**Objectif 1:**
Recopiez à l'identique, dans les enregistrements, tout ce qui va de la ligne contenant « x-tick-label: 380: [1251, 384, 1285, 405] » jusqu'à la ligne contenant « ins-data-point: [968, 312, 978, 322] », ces deux lignes comprises.

**Extrait présenté:**
╭──
Quelque jour Mayence fera de la maison de Bona Monte et de la maison Zum Jungen ce que Paris a fait du vénérable logis du pilier des Halles. On détruira, pour le remplacer par quelque méchante façade ornée d’un méchant buste, le toit natal de ce Jean Gensfleisch, gentilhomme de la chambre de l’électeur Adolphe de Nassau, que la postérité connaît sous le nom de Gutemberg, comme elle connaît sous le nom de Molière Jean-Baptiste Poquelin, valet de chambre du roi Louis XIV.

Cependant les vieilles églises défendent encore ce qui les entoure ; et c’est autour de sa cathédrale qu’il faut chercher Mayence, comme c’est autour de sa collégiale qu’il faut chercher Francfort.

Cologne est une cité gothique encore attardée dans l’époque romane ; Francfort et Mayence sont deux cités gothiques déjà plongées dans la renaissance, et même, par beaucoup de côtés, dans le style rocaille et chinois. De là, pour Mayence et Francfort, je ne sais quel air de villes flamandes qui les distingue et les isole presque parmi les villes du Rhin.
╰──
**Enregistrements fournis:**
╭──
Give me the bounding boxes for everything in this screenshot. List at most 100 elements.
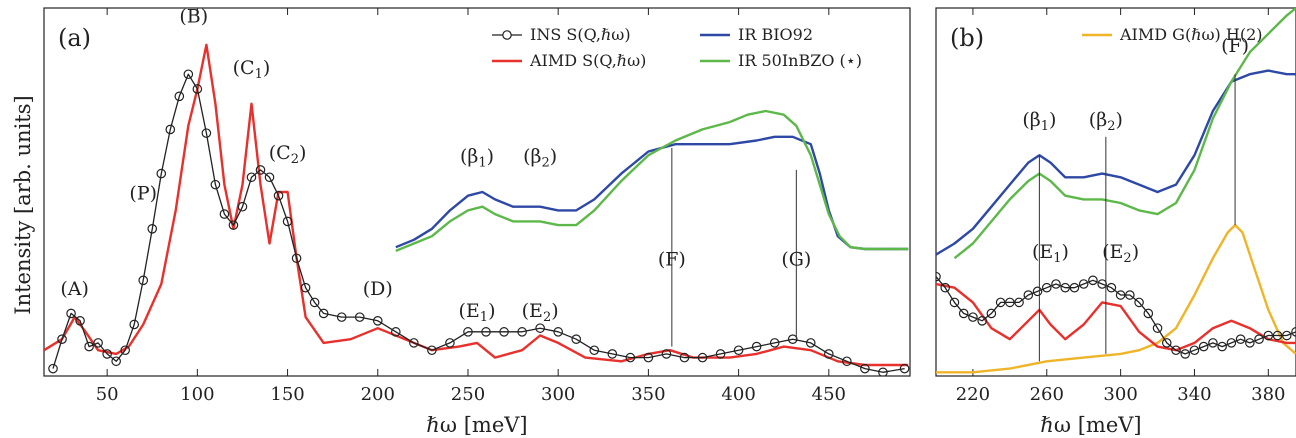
x-tick-label: 380: [1251, 384, 1285, 405]
ins-data-point: [409, 338, 419, 348]
ins-data-point: [1005, 297, 1015, 308]
ins-data-point: [147, 224, 158, 234]
ins-data-point: [102, 349, 112, 359]
x-tick-label: 450: [812, 384, 846, 405]
ins-data-point: [1125, 290, 1135, 300]
ins-data-point: [111, 356, 121, 367]
ins-data-point: [427, 345, 437, 356]
ins-data-point: [1254, 334, 1264, 344]
ins-data-point: [553, 327, 563, 337]
ins-data-point: [715, 349, 726, 359]
ins-data-point: [255, 165, 266, 175]
ins-data-point: [1198, 341, 1209, 352]
ins-data-point: [201, 128, 212, 138]
ins-data-point: [174, 91, 185, 102]
ins-data-point: [1161, 338, 1172, 348]
series-inbzo-line: [953, 8, 1296, 260]
x-axis-label: ℏω [meV]: [1040, 413, 1141, 437]
panel-label: (a): [58, 24, 91, 52]
ins-data-point: [1245, 338, 1255, 348]
ins-data-point: [445, 338, 455, 348]
ins-data-point: [535, 323, 545, 333]
ins-data-point: [589, 345, 600, 356]
ins-data-point: [336, 312, 347, 322]
ins-data-point: [958, 308, 969, 319]
series-ins-line: [52, 73, 905, 373]
x-tick-label: 220: [956, 384, 990, 405]
ins-data-point: [968, 312, 978, 322]
ins-data-point: [66, 308, 76, 319]
ins-data-point: [75, 315, 85, 326]
ins-data-point: [372, 315, 383, 326]
x-tick-label: 340: [1177, 384, 1211, 405]
ins-data-point: [517, 327, 527, 337]
plot-frame: [43, 7, 911, 377]
legend-entry-ins: INS S(Q,ℏω): [530, 25, 631, 44]
ins-data-point: [751, 341, 762, 352]
legend-entry-bio92: IR BIO92: [738, 25, 813, 44]
peak-label: (E1): [1032, 241, 1069, 266]
ins-data-point: [192, 84, 203, 94]
ins-data-point: [138, 275, 149, 286]
ins-data-point: [228, 220, 239, 230]
series-bio92-line: [936, 69, 1296, 256]
ins-data-point: [1180, 349, 1191, 359]
ins-data-point: [1263, 330, 1274, 341]
ins-data-point: [860, 363, 870, 374]
legend-entry-aimd: AIMD S(Q,ℏω): [529, 51, 646, 70]
peak-label: (β2): [523, 146, 557, 171]
x-tick-label: 250: [451, 384, 485, 405]
ins-data-point: [391, 327, 401, 337]
ins-data-point: [571, 334, 582, 344]
ins-data-point: [318, 308, 329, 319]
ins-data-point: [120, 345, 130, 356]
series-ins-line: [936, 276, 1296, 355]
peak-label: (E2): [1102, 241, 1139, 266]
panel-b: 220 260 300 340 380 ℏω [meV] (b) (β1) (β2) (E1) (E…: [935, 7, 1296, 437]
legend-entry-gh2: AIMD G(ℏω) H(2): [1119, 25, 1263, 44]
ins-data-point: [48, 363, 58, 374]
peak-label: (β2): [1089, 109, 1123, 134]
ins-data-point: [129, 319, 140, 330]
ins-data-point: [878, 367, 888, 376]
ins-data-point: [733, 345, 744, 356]
peak-label: (D): [363, 278, 393, 300]
legend-marker: [502, 30, 512, 40]
peak-label: (E2): [522, 300, 559, 325]
ins-data-point: [183, 69, 194, 80]
ins-data-point: [643, 352, 654, 363]
ins-data-point: [986, 308, 997, 319]
ins-data-point: [949, 297, 960, 308]
ins-data-point: [1115, 290, 1126, 300]
ins-data-point: [156, 168, 167, 179]
ins-data-point: [84, 341, 94, 352]
ins-data-point: [481, 327, 491, 337]
ins-data-point: [607, 349, 618, 359]
ins-data-point: [273, 190, 284, 201]
ins-data-point: [300, 282, 311, 293]
peak-label: (F): [658, 249, 686, 271]
peak-label: (C2): [269, 142, 307, 167]
peak-label: (A): [60, 278, 89, 300]
peak-label: (β1): [1022, 109, 1056, 134]
ins-data-point: [1088, 275, 1098, 286]
panel-label: (b): [950, 24, 984, 52]
ins-data-point: [57, 334, 67, 344]
ins-data-point: [1171, 345, 1181, 356]
ins-data-point: [1023, 290, 1034, 300]
legend-entry-inbzo: IR 50InBZO (⋆): [738, 51, 862, 70]
ins-data-point: [1226, 338, 1237, 348]
ins-data-point: [309, 297, 320, 308]
ins-data-point: [282, 216, 293, 227]
x-tick-label: 260: [1030, 384, 1064, 405]
peak-label: (C1): [233, 57, 271, 82]
ins-data-point: [93, 338, 103, 348]
plot-area: (A) (P) (B) (C1) (C2) (D) (β1) (β2) (E1) (E2) (F) (…: [44, 8, 910, 376]
ins-data-point: [1143, 308, 1154, 319]
y-axis-label: Intensity [arb. units]: [11, 95, 35, 314]
ins-data-point: [1078, 279, 1089, 289]
x-tick-label: 400: [721, 384, 755, 405]
ins-data-point: [977, 315, 987, 326]
ins-data-point: [210, 179, 221, 190]
ins-data-point: [1014, 297, 1024, 308]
╰──
**Objectif 2:**
D'après l'extrait sur Mayence et Francfort, autour de quel édifice faut-il chercher Francfort ?

**Solution détaillée 1:**
x-tick-label: 380: [1251, 384, 1285, 405]
ins-data-point: [409, 338, 419, 348]
ins-data-point: [1005, 297, 1015, 308]
ins-data-point: [147, 224, 158, 234]
ins-data-point: [102, 349, 112, 359]
x-tick-label: 450: [812, 384, 846, 405]
ins-data-point: [1125, 290, 1135, 300]
ins-data-point: [111, 356, 121, 367]
ins-data-point: [427, 345, 437, 356]
ins-data-point: [1254, 334, 1264, 344]
ins-data-point: [553, 327, 563, 337]
ins-data-point: [715, 349, 726, 359]
ins-data-point: [255, 165, 266, 175]
ins-data-point: [1198, 341, 1209, 352]
ins-data-point: [201, 128, 212, 138]
ins-data-point: [174, 91, 185, 102]
ins-data-point: [1161, 338, 1172, 348]
series-inbzo-line: [953, 8, 1296, 260]
x-axis-label: ℏω [meV]: [1040, 413, 1141, 437]
panel-label: (a): [58, 24, 91, 52]
ins-data-point: [1245, 338, 1255, 348]
ins-data-point: [445, 338, 455, 348]
ins-data-point: [535, 323, 545, 333]
ins-data-point: [589, 345, 600, 356]
ins-data-point: [336, 312, 347, 322]
ins-data-point: [958, 308, 969, 319]
series-ins-line: [52, 73, 905, 373]
x-tick-label: 220: [956, 384, 990, 405]
ins-data-point: [968, 312, 978, 322]

**Solution détaillée 2:**
Autour de sa collégiale.